**Directive**:
Check every line of the data below for the string "Output", and copy the ones that hold it.

**Information provided**:
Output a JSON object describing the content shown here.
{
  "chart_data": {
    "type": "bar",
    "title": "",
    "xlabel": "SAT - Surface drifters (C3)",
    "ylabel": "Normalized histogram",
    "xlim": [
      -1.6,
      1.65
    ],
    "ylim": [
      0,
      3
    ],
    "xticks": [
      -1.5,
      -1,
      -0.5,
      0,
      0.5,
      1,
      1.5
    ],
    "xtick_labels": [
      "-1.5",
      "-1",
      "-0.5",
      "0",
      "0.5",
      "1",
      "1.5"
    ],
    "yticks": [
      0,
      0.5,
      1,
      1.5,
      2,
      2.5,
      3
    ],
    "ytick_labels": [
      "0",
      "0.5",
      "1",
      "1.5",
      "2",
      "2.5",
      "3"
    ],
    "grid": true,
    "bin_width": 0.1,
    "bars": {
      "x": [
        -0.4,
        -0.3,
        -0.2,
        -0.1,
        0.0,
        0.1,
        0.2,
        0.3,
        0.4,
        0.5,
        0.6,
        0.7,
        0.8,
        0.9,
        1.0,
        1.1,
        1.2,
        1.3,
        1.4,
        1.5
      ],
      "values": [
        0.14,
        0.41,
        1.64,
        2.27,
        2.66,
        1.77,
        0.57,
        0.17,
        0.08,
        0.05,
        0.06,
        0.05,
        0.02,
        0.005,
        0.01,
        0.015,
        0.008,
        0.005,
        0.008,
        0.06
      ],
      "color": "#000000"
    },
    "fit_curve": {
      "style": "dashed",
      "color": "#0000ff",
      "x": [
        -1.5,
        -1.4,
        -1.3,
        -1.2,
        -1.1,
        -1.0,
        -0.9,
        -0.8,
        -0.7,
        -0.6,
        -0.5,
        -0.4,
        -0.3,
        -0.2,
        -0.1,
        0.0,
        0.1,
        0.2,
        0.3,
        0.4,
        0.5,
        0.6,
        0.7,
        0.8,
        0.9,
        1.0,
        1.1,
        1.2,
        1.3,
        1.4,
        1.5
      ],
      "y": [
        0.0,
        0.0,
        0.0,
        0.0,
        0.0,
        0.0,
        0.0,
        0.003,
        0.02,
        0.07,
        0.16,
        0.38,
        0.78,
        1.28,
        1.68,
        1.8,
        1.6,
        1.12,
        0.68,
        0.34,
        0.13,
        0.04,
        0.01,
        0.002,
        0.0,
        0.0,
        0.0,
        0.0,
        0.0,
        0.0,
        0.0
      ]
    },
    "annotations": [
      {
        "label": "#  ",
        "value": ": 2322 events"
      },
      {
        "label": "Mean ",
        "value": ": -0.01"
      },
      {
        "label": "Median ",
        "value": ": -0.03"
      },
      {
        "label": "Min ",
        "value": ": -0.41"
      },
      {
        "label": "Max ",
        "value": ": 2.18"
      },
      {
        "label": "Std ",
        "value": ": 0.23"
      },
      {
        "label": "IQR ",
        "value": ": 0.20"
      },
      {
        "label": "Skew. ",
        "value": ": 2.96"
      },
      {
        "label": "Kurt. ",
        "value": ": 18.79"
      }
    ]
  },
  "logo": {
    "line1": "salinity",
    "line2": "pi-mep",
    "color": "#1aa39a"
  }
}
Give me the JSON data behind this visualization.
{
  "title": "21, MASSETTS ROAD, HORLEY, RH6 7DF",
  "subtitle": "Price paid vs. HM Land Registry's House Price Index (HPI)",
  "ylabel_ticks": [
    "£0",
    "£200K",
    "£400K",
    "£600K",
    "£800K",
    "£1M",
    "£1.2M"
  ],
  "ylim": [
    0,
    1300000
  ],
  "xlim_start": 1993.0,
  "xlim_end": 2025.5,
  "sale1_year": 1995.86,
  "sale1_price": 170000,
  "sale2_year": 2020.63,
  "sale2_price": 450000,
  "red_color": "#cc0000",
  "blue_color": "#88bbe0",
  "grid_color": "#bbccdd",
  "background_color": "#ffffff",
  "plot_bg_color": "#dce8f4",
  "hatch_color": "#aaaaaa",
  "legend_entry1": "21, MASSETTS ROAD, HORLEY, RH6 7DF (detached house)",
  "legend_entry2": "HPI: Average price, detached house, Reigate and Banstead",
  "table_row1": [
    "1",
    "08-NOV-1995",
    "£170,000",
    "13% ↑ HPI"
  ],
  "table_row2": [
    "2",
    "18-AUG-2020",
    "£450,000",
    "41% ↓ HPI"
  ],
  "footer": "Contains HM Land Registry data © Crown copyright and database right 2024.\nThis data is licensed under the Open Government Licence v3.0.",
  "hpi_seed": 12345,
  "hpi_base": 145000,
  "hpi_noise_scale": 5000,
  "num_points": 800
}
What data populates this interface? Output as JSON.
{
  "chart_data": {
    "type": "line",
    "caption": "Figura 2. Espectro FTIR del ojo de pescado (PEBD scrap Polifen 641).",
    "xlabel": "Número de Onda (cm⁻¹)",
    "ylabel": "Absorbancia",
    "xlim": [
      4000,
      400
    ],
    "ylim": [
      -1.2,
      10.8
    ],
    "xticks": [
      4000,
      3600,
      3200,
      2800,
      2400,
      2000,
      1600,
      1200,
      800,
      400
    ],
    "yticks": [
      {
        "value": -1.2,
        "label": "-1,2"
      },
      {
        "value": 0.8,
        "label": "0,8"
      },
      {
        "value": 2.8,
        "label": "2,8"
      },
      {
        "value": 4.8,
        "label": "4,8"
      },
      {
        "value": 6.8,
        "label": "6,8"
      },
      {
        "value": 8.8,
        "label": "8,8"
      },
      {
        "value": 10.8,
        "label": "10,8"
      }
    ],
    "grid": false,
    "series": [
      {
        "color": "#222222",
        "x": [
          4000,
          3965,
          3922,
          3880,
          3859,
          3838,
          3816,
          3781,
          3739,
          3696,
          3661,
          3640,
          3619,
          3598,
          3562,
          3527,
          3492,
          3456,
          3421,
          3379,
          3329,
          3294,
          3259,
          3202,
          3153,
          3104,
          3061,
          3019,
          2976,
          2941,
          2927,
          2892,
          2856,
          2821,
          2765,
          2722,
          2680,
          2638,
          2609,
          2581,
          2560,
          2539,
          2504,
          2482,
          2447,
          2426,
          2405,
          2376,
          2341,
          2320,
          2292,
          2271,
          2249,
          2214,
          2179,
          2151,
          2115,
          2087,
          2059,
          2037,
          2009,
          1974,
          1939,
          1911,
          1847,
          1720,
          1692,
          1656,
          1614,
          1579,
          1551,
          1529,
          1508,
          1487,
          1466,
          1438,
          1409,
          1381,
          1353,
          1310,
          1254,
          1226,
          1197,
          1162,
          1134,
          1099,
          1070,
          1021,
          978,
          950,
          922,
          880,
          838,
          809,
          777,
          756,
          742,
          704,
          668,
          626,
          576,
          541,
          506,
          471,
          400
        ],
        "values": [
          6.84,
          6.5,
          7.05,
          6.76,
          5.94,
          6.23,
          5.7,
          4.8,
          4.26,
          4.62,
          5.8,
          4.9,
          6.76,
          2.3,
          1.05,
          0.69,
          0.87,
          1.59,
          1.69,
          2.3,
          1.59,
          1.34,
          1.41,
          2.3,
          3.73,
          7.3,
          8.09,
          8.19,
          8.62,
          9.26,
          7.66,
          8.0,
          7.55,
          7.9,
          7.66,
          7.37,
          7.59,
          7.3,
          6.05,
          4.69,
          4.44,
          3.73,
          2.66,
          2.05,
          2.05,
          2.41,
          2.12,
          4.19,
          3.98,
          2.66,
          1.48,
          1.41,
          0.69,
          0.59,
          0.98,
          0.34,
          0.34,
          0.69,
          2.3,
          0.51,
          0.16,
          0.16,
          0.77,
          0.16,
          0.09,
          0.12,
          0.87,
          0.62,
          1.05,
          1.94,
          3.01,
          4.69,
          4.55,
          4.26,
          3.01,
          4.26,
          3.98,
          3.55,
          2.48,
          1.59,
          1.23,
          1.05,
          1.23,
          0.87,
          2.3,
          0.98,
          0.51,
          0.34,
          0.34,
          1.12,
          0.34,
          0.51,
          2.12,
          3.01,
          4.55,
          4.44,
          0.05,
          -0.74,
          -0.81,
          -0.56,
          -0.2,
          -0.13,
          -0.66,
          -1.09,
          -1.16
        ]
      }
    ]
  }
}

**Exercise answer**:
Output a JSON object describing the content shown here.
What data populates this interface? Output as JSON.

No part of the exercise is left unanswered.